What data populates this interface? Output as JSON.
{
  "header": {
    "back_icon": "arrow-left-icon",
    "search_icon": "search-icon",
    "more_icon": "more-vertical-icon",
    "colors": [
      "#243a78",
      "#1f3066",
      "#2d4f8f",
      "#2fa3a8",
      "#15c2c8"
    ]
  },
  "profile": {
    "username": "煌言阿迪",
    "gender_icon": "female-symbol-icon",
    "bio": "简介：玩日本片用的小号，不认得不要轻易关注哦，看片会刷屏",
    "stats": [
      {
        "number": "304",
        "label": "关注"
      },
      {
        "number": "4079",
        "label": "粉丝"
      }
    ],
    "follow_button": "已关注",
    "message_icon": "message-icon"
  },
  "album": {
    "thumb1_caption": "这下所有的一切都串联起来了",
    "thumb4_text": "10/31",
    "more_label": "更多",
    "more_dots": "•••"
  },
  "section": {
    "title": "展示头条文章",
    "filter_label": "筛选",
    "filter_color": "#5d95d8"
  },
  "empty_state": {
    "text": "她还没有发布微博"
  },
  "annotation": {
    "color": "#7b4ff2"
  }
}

[AIM OF THE TASK] Reproduce the data in its entirety, matching each character.

[CORRECT ANSWER]
What data populates this interface? Output as JSON.
{
  "header": {
    "back_icon": "arrow-left-icon",
    "search_icon": "search-icon",
    "more_icon": "more-vertical-icon",
    "colors": [
      "#243a78",
      "#1f3066",
      "#2d4f8f",
      "#2fa3a8",
      "#15c2c8"
    ]
  },
  "profile": {
    "username": "煌言阿迪",
    "gender_icon": "female-symbol-icon",
    "bio": "简介：玩日本片用的小号，不认得不要轻易关注哦，看片会刷屏",
    "stats": [
      {
        "number": "304",
        "label": "关注"
      },
      {
        "number": "4079",
        "label": "粉丝"
      }
    ],
    "follow_button": "已关注",
    "message_icon": "message-icon"
  },
  "album": {
    "thumb1_caption": "这下所有的一切都串联起来了",
    "thumb4_text": "10/31",
    "more_label": "更多",
    "more_dots": "•••"
  },
  "section": {
    "title": "展示头条文章",
    "filter_label": "筛选",
    "filter_color": "#5d95d8"
  },
  "empty_state": {
    "text": "她还没有发布微博"
  },
  "annotation": {
    "color": "#7b4ff2"
  }
}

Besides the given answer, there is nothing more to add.